Stored entries
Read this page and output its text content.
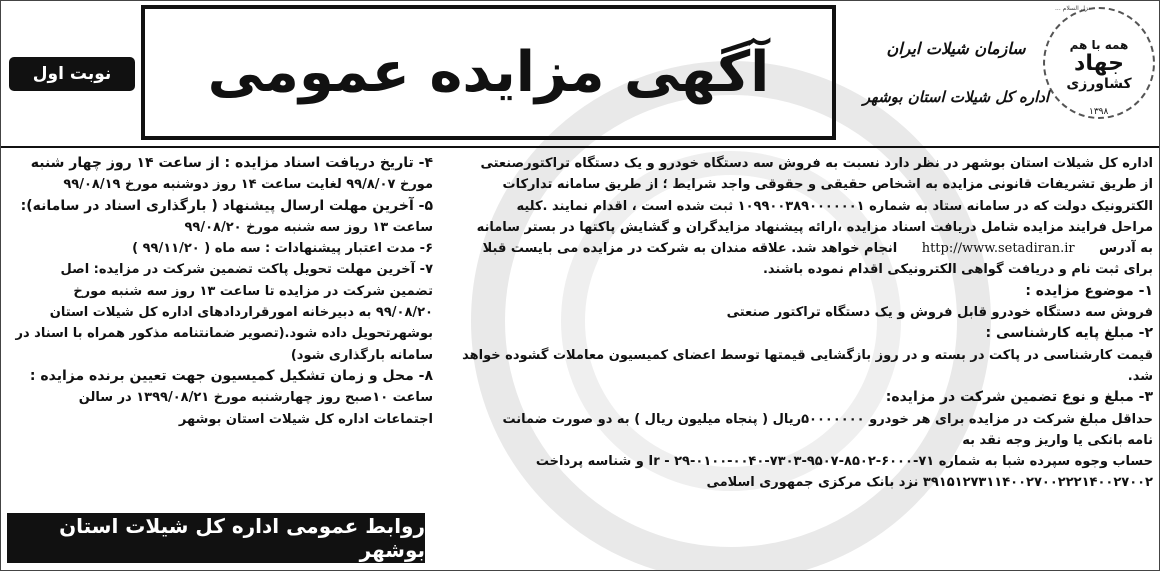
نزل السلام ...
همه با هم
جهاد
کشاورزی
۱۳۹۸
سازمان شیلات ایران
اداره کل شیلات استان بوشهر
آگهی مزایده عمومی
نوبت اول

اداره کل شیلات استان بوشهر در نظر دارد نسبت به فروش سه دستگاه خودرو و یک دستگاه تراکتورصنعتی

از طریق تشریفات قانونی مزایده به اشخاص حقیقی و حقوقی واجد شرایط ؛ از طریق سامانه تدارکات

الکترونیک دولت که در سامانه ستاد به شماره ۱۰۹۹۰۰۳۸۹۰۰۰۰۰۰۱ ثبت شده است ، اقدام نمایند .کلیه

مراحل فرایند مزایده شامل دریافت اسناد مزایده ،ارائه پیشنهاد مزایدگران و گشایش پاکتها در بستر سامانه

به آدرس http://www.setadiran.ir انجام خواهد شد. علاقه مندان به شرکت در مزایده می بایست قبلا

برای ثبت نام و دریافت گواهی الکترونیکی اقدام نموده باشند.

۱- موضوع مزایده :

فروش سه دستگاه خودرو قابل فروش و یک دستگاه تراکتور صنعتی

۲- مبلغ پایه کارشناسی :

قیمت کارشناسی در پاکت در بسته و در روز بازگشایی قیمتها توسط اعضای کمیسیون معاملات گشوده خواهد

شد.

۳- مبلغ و نوع تضمین شرکت در مزایده:

حداقل مبلغ شرکت در مزایده برای هر خودرو ۵۰۰۰۰۰۰۰ریال ( پنجاه میلیون ریال ) به دو صورت ضمانت

نامه بانکی یا واریز وجه نقد به

حساب وجوه سپرده شبا به شماره ۷۱-۶۰۰۰-۸۵۰۲-۹۵۰۷-۷۳۰۳-۰۰۴۰-۰۱۰۰-۲۹ - Ir و شناسه پرداخت

۳۹۱۵۱۲۷۳۱۱۴۰۰۲۷۰۰۲۲۲۱۴۰۰۲۷۰۰۲ نزد بانک مرکزی جمهوری اسلامی

۴- تاریخ دریافت اسناد مزایده : از ساعت ۱۴ روز چهار شنبه

مورخ ۹۹/۸/۰۷ لغایت ساعت ۱۴ روز دوشنبه مورخ ۹۹/۰۸/۱۹

۵- آخرین مهلت ارسال پیشنهاد ( بارگذاری اسناد در سامانه):

ساعت ۱۳ روز سه شنبه مورخ ۹۹/۰۸/۲۰

۶- مدت اعتبار پیشنهادات : سه ماه ( ۹۹/۱۱/۲۰ )

۷- آخرین مهلت تحویل پاکت تضمین شرکت در مزایده: اصل

تضمین شرکت در مزایده تا ساعت ۱۳ روز سه شنبه مورخ

۹۹/۰۸/۲۰ به دبیرخانه امورقراردادهای اداره کل شیلات استان

بوشهرتحویل داده شود.(تصویر ضمانتنامه مذکور همراه با اسناد در

سامانه بارگذاری شود)

۸- محل و زمان تشکیل کمیسیون جهت تعیین برنده مزایده :

ساعت ۱۰صبح روز چهارشنبه مورخ ۱۳۹۹/۰۸/۲۱ در سالن

اجتماعات اداره کل شیلات استان بوشهر

روابط عمومی اداره کل شیلات استان بوشهر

#### DESCRIPTION OF THE TASK:
Transcribe the whole listing exactly. Pictures are excluded.

#### FINAL RESULT:
Read this page and output its text content.
نزل السلام ...
همه با هم
جهاد
کشاورزی
۱۳۹۸
سازمان شیلات ایران
اداره کل شیلات استان بوشهر
آگهی مزایده عمومی
نوبت اول

اداره کل شیلات استان بوشهر در نظر دارد نسبت به فروش سه دستگاه خودرو و یک دستگاه تراکتورصنعتی

از طریق تشریفات قانونی مزایده به اشخاص حقیقی و حقوقی واجد شرایط ؛ از طریق سامانه تدارکات

الکترونیک دولت که در سامانه ستاد به شماره ۱۰۹۹۰۰۳۸۹۰۰۰۰۰۰۱ ثبت شده است ، اقدام نمایند .کلیه

مراحل فرایند مزایده شامل دریافت اسناد مزایده ،ارائه پیشنهاد مزایدگران و گشایش پاکتها در بستر سامانه

به آدرس http://www.setadiran.ir انجام خواهد شد. علاقه مندان به شرکت در مزایده می بایست قبلا

برای ثبت نام و دریافت گواهی الکترونیکی اقدام نموده باشند.

۱- موضوع مزایده :

فروش سه دستگاه خودرو قابل فروش و یک دستگاه تراکتور صنعتی

۲- مبلغ پایه کارشناسی :

قیمت کارشناسی در پاکت در بسته و در روز بازگشایی قیمتها توسط اعضای کمیسیون معاملات گشوده خواهد

شد.

۳- مبلغ و نوع تضمین شرکت در مزایده:

حداقل مبلغ شرکت در مزایده برای هر خودرو ۵۰۰۰۰۰۰۰ریال ( پنجاه میلیون ریال ) به دو صورت ضمانت

نامه بانکی یا واریز وجه نقد به

حساب وجوه سپرده شبا به شماره ۷۱-۶۰۰۰-۸۵۰۲-۹۵۰۷-۷۳۰۳-۰۰۴۰-۰۱۰۰-۲۹ - Ir و شناسه پرداخت

۳۹۱۵۱۲۷۳۱۱۴۰۰۲۷۰۰۲۲۲۱۴۰۰۲۷۰۰۲ نزد بانک مرکزی جمهوری اسلامی

۴- تاریخ دریافت اسناد مزایده : از ساعت ۱۴ روز چهار شنبه

مورخ ۹۹/۸/۰۷ لغایت ساعت ۱۴ روز دوشنبه مورخ ۹۹/۰۸/۱۹

۵- آخرین مهلت ارسال پیشنهاد ( بارگذاری اسناد در سامانه):

ساعت ۱۳ روز سه شنبه مورخ ۹۹/۰۸/۲۰

۶- مدت اعتبار پیشنهادات : سه ماه ( ۹۹/۱۱/۲۰ )

۷- آخرین مهلت تحویل پاکت تضمین شرکت در مزایده: اصل

تضمین شرکت در مزایده تا ساعت ۱۳ روز سه شنبه مورخ

۹۹/۰۸/۲۰ به دبیرخانه امورقراردادهای اداره کل شیلات استان

بوشهرتحویل داده شود.(تصویر ضمانتنامه مذکور همراه با اسناد در

سامانه بارگذاری شود)

۸- محل و زمان تشکیل کمیسیون جهت تعیین برنده مزایده :

ساعت ۱۰صبح روز چهارشنبه مورخ ۱۳۹۹/۰۸/۲۱ در سالن

اجتماعات اداره کل شیلات استان بوشهر

روابط عمومی اداره کل شیلات استان بوشهر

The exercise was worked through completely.